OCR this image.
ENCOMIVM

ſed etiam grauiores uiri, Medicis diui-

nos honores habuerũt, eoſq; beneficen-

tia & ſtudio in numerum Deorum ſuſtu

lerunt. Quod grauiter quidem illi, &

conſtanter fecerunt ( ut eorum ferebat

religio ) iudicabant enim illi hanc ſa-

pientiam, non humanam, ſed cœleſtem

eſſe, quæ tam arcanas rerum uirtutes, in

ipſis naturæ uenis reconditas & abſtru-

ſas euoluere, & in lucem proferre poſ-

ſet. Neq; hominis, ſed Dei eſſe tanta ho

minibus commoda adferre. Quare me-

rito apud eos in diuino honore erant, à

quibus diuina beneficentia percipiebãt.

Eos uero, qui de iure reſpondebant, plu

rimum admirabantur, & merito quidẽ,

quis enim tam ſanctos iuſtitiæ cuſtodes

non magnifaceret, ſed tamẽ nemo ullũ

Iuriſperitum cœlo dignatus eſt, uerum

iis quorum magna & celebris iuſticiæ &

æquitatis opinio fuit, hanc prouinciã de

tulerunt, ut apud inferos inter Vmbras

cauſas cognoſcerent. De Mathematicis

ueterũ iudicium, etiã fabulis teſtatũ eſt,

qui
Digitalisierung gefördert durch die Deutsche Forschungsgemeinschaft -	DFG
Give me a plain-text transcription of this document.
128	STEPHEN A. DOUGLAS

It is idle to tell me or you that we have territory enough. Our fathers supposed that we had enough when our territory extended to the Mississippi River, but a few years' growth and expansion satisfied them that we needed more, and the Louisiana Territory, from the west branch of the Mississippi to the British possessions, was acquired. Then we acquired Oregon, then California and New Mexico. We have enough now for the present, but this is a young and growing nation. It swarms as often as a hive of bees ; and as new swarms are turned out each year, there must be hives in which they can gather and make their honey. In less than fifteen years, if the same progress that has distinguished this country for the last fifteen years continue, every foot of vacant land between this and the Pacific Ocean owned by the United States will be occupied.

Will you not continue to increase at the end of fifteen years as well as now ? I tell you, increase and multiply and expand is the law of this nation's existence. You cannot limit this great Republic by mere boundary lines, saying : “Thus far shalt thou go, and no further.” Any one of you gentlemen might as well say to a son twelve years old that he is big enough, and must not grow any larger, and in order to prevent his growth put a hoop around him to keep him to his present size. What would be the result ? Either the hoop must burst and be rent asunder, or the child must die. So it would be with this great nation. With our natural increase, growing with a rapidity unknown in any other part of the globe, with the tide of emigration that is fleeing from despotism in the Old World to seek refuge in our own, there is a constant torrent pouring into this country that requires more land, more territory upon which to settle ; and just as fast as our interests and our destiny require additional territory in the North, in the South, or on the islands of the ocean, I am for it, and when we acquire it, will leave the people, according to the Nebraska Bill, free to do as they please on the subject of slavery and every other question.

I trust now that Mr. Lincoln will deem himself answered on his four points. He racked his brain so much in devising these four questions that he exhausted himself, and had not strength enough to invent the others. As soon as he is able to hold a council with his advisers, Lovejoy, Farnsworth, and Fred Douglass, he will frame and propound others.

---

§ **EXERCISE DESCRIPTION**
Copy out all lines above that include the string "eſſe".

§ **RESULT OF THE TASK**
eſſe, quæ tam arcanas rerum uirtutes, in
ſet. Neq; hominis, ſed Dei eſſe tanta ho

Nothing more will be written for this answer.